**SET PROBLEM**
Will you extract the entries word for word? Images should not appear in the copy.

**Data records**

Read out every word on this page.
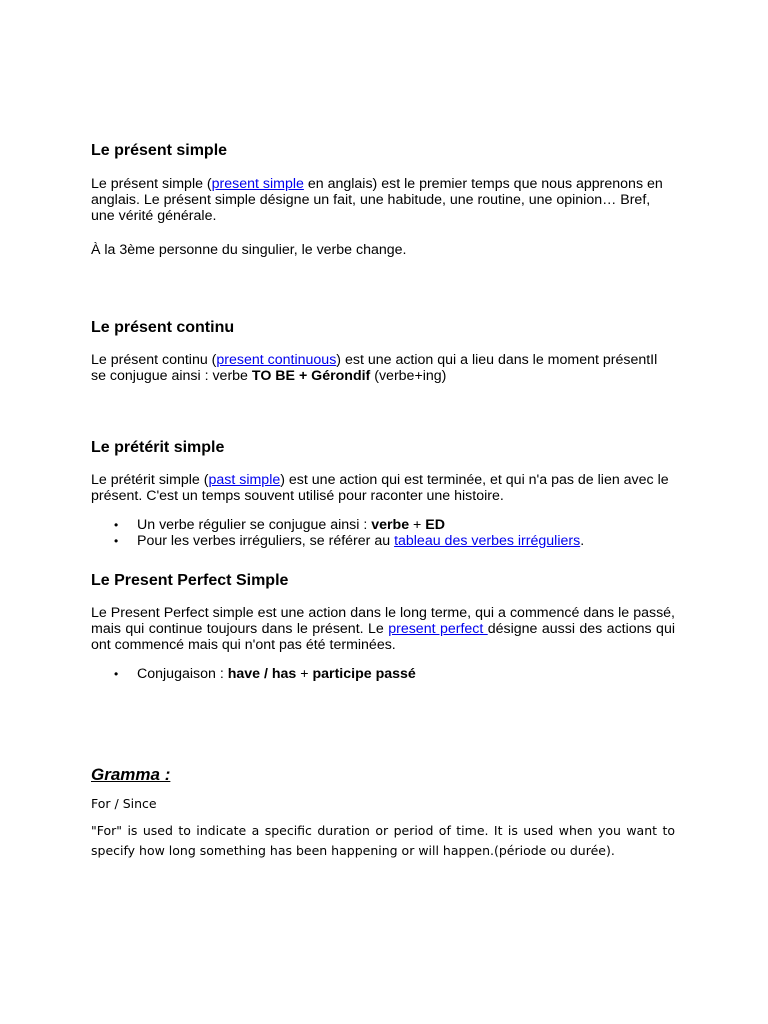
Le présent simple

Le présent simple (present simple en anglais) est le premier temps que nous apprenons en anglais. Le présent simple désigne un fait, une habitude, une routine, une opinion… Bref, une vérité générale.

À la 3ème personne du singulier, le verbe change.

Le présent continu

Le présent continu (present continuous) est une action qui a lieu dans le moment présentIl se conjugue ainsi : verbe TO BE + Gérondif (verbe+ing)

Le prétérit simple

Le prétérit simple (past simple) est une action qui est terminée, et qui n'a pas de lien avec le présent. C'est un temps souvent utilisé pour raconter une histoire.

• Un verbe régulier se conjugue ainsi : verbe + ED
• Pour les verbes irréguliers, se référer au tableau des verbes irréguliers.
Le Present Perfect Simple

Le Present Perfect simple est une action dans le long terme, qui a commencé dans le passé, mais qui continue toujours dans le présent. Le present perfect désigne aussi des actions qui ont commencé mais qui n'ont pas été terminées.

• Conjugaison : have / has + participe passé
Gramma :

For / Since

"For" is used to indicate a specific duration or period of time. It is used when you want to specify how long something has been happening or will happen.(période ou durée).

**ANSWER TO THE TASK**
Read out every word on this page.
Le présent simple

Le présent simple (present simple en anglais) est le premier temps que nous apprenons en anglais. Le présent simple désigne un fait, une habitude, une routine, une opinion… Bref, une vérité générale.

À la 3ème personne du singulier, le verbe change.

Le présent continu

Le présent continu (present continuous) est une action qui a lieu dans le moment présentIl se conjugue ainsi : verbe TO BE + Gérondif (verbe+ing)

Le prétérit simple

Le prétérit simple (past simple) est une action qui est terminée, et qui n'a pas de lien avec le présent. C'est un temps souvent utilisé pour raconter une histoire.

• Un verbe régulier se conjugue ainsi : verbe + ED
• Pour les verbes irréguliers, se référer au tableau des verbes irréguliers.
Le Present Perfect Simple

Le Present Perfect simple est une action dans le long terme, qui a commencé dans le passé, mais qui continue toujours dans le présent. Le present perfect désigne aussi des actions qui ont commencé mais qui n'ont pas été terminées.

• Conjugaison : have / has + participe passé
Gramma :

For / Since

"For" is used to indicate a specific duration or period of time. It is used when you want to specify how long something has been happening or will happen.(période ou durée).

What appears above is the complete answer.